What you should do ->
Each entry below is to be given again word for word, with no pictures.

>> begin Exercise input

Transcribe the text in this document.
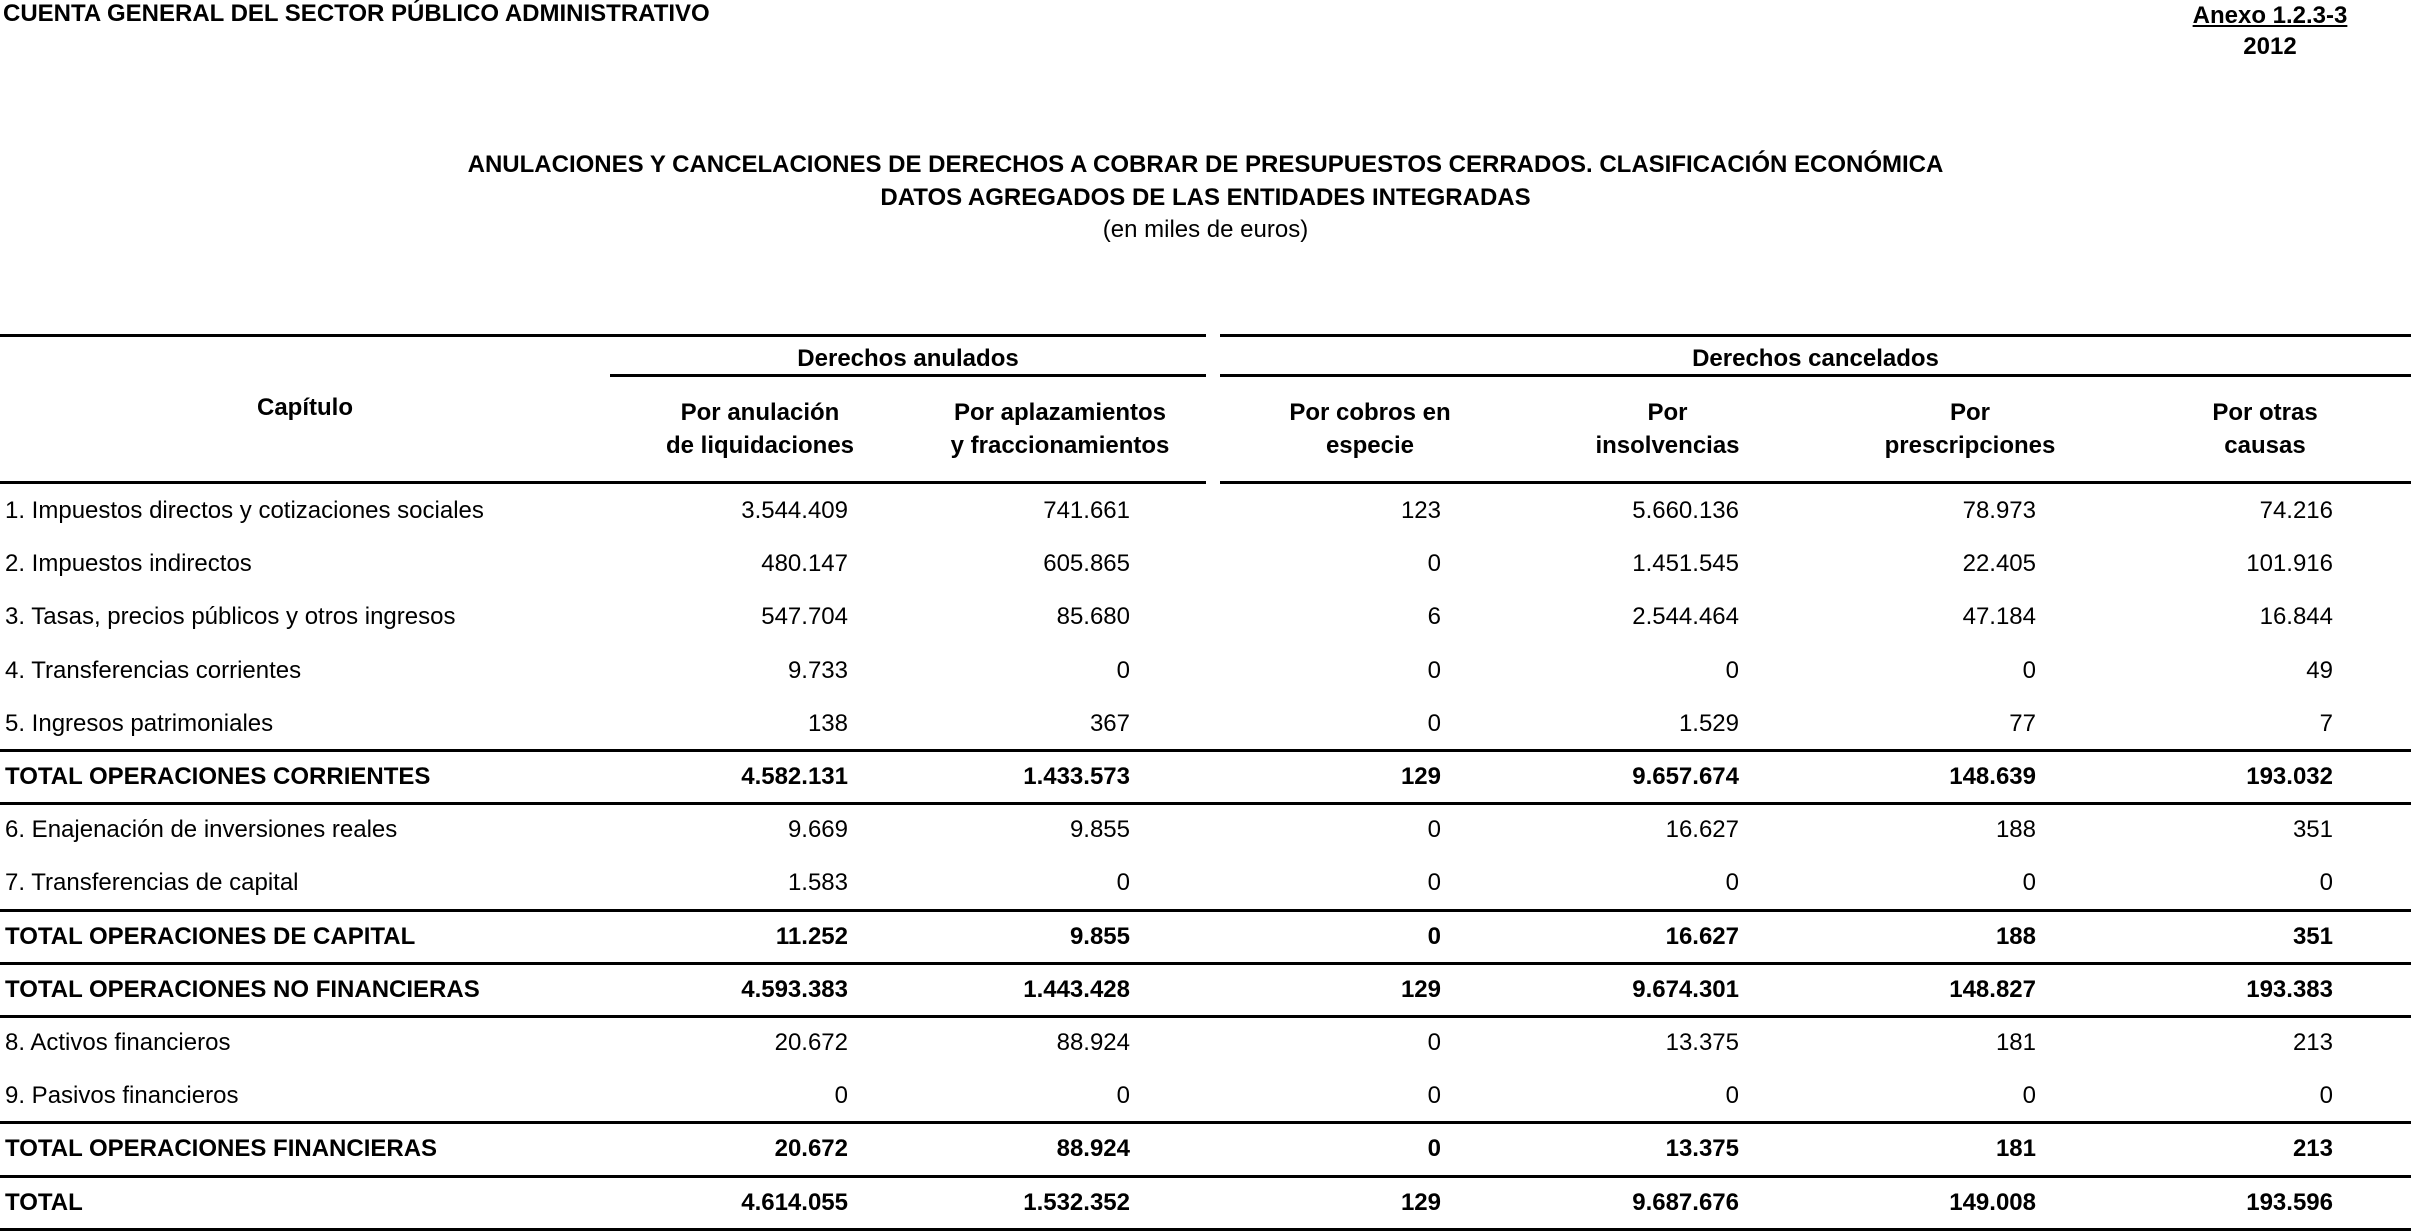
CUENTA GENERAL DEL SECTOR PÚBLICO ADMINISTRATIVO	Anexo 1.2.3-3
2012
ANULACIONES Y CANCELACIONES DE DERECHOS A COBRAR DE PRESUPUESTOS CERRADOS. CLASIFICACIÓN ECONÓMICA
DATOS AGREGADOS DE LAS ENTIDADES INTEGRADAS
(en miles de euros)
Capítulo
Derechos anulados	Derechos cancelados
Por anulación
de liquidaciones
Por aplazamientos
y fraccionamientos
Por cobros en
especie
Por
insolvencias
Por
prescripciones
Por otras
causas
1. Impuestos directos y cotizaciones sociales	3.544.409	741.661	123	5.660.136	78.973	74.216
2. Impuestos indirectos	480.147	605.865	0	1.451.545	22.405	101.916
3. Tasas, precios públicos y otros ingresos	547.704	85.680	6	2.544.464	47.184	16.844
4. Transferencias corrientes	9.733	0	0	0	0	49
5. Ingresos patrimoniales	138	367	0	1.529	77	7
TOTAL OPERACIONES CORRIENTES	4.582.131	1.433.573	129	9.657.674	148.639	193.032
6. Enajenación de inversiones reales	9.669	9.855	0	16.627	188	351
7. Transferencias de capital	1.583	0	0	0	0	0
TOTAL OPERACIONES DE CAPITAL	11.252	9.855	0	16.627	188	351
TOTAL OPERACIONES NO FINANCIERAS	4.593.383	1.443.428	129	9.674.301	148.827	193.383
8. Activos financieros	20.672	88.924	0	13.375	181	213
9. Pasivos financieros	0	0	0	0	0	0
TOTAL OPERACIONES FINANCIERAS	20.672	88.924	0	13.375	181	213
TOTAL	4.614.055	1.532.352	129	9.687.676	149.008	193.596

>> end Exercise input

The reply ->
Transcribe the text in this document.
CUENTA GENERAL DEL SECTOR PÚBLICO ADMINISTRATIVO	Anexo 1.2.3-3
2012
ANULACIONES Y CANCELACIONES DE DERECHOS A COBRAR DE PRESUPUESTOS CERRADOS. CLASIFICACIÓN ECONÓMICA
DATOS AGREGADOS DE LAS ENTIDADES INTEGRADAS
(en miles de euros)
Capítulo
Derechos anulados	Derechos cancelados
Por anulación
de liquidaciones
Por aplazamientos
y fraccionamientos
Por cobros en
especie
Por
insolvencias
Por
prescripciones
Por otras
causas
1. Impuestos directos y cotizaciones sociales	3.544.409	741.661	123	5.660.136	78.973	74.216
2. Impuestos indirectos	480.147	605.865	0	1.451.545	22.405	101.916
3. Tasas, precios públicos y otros ingresos	547.704	85.680	6	2.544.464	47.184	16.844
4. Transferencias corrientes	9.733	0	0	0	0	49
5. Ingresos patrimoniales	138	367	0	1.529	77	7
TOTAL OPERACIONES CORRIENTES	4.582.131	1.433.573	129	9.657.674	148.639	193.032
6. Enajenación de inversiones reales	9.669	9.855	0	16.627	188	351
7. Transferencias de capital	1.583	0	0	0	0	0
TOTAL OPERACIONES DE CAPITAL	11.252	9.855	0	16.627	188	351
TOTAL OPERACIONES NO FINANCIERAS	4.593.383	1.443.428	129	9.674.301	148.827	193.383
8. Activos financieros	20.672	88.924	0	13.375	181	213
9. Pasivos financieros	0	0	0	0	0	0
TOTAL OPERACIONES FINANCIERAS	20.672	88.924	0	13.375	181	213
TOTAL	4.614.055	1.532.352	129	9.687.676	149.008	193.596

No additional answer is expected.